[Excerpts from a figure dataset]
........
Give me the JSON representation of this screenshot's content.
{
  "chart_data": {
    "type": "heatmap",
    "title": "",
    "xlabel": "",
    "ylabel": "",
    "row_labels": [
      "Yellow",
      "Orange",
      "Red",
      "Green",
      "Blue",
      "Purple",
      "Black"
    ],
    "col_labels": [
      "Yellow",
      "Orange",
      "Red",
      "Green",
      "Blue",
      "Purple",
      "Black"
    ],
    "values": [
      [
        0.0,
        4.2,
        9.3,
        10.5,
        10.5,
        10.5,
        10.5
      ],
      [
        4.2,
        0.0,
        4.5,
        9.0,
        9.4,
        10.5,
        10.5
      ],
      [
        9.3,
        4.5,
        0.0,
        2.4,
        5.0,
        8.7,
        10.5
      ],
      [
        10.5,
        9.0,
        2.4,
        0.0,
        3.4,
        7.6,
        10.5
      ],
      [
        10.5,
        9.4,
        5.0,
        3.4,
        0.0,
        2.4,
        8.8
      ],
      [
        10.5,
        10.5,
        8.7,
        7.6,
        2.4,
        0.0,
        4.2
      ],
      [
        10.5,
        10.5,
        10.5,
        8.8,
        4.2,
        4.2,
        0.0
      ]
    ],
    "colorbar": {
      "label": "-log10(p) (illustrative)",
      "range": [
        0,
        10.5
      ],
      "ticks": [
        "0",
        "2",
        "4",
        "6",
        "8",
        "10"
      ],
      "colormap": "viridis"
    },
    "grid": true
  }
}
........
INSTRUCTION ▸
Repeat all the entries word for word.

TASK ANSWER ▸
Give me the JSON representation of this screenshot's content.
{
  "chart_data": {
    "type": "heatmap",
    "title": "",
    "xlabel": "",
    "ylabel": "",
    "row_labels": [
      "Yellow",
      "Orange",
      "Red",
      "Green",
      "Blue",
      "Purple",
      "Black"
    ],
    "col_labels": [
      "Yellow",
      "Orange",
      "Red",
      "Green",
      "Blue",
      "Purple",
      "Black"
    ],
    "values": [
      [
        0.0,
        4.2,
        9.3,
        10.5,
        10.5,
        10.5,
        10.5
      ],
      [
        4.2,
        0.0,
        4.5,
        9.0,
        9.4,
        10.5,
        10.5
      ],
      [
        9.3,
        4.5,
        0.0,
        2.4,
        5.0,
        8.7,
        10.5
      ],
      [
        10.5,
        9.0,
        2.4,
        0.0,
        3.4,
        7.6,
        10.5
      ],
      [
        10.5,
        9.4,
        5.0,
        3.4,
        0.0,
        2.4,
        8.8
      ],
      [
        10.5,
        10.5,
        8.7,
        7.6,
        2.4,
        0.0,
        4.2
      ],
      [
        10.5,
        10.5,
        10.5,
        8.8,
        4.2,
        4.2,
        0.0
      ]
    ],
    "colorbar": {
      "label": "-log10(p) (illustrative)",
      "range": [
        0,
        10.5
      ],
      "ticks": [
        "0",
        "2",
        "4",
        "6",
        "8",
        "10"
      ],
      "colormap": "viridis"
    },
    "grid": true
  }
}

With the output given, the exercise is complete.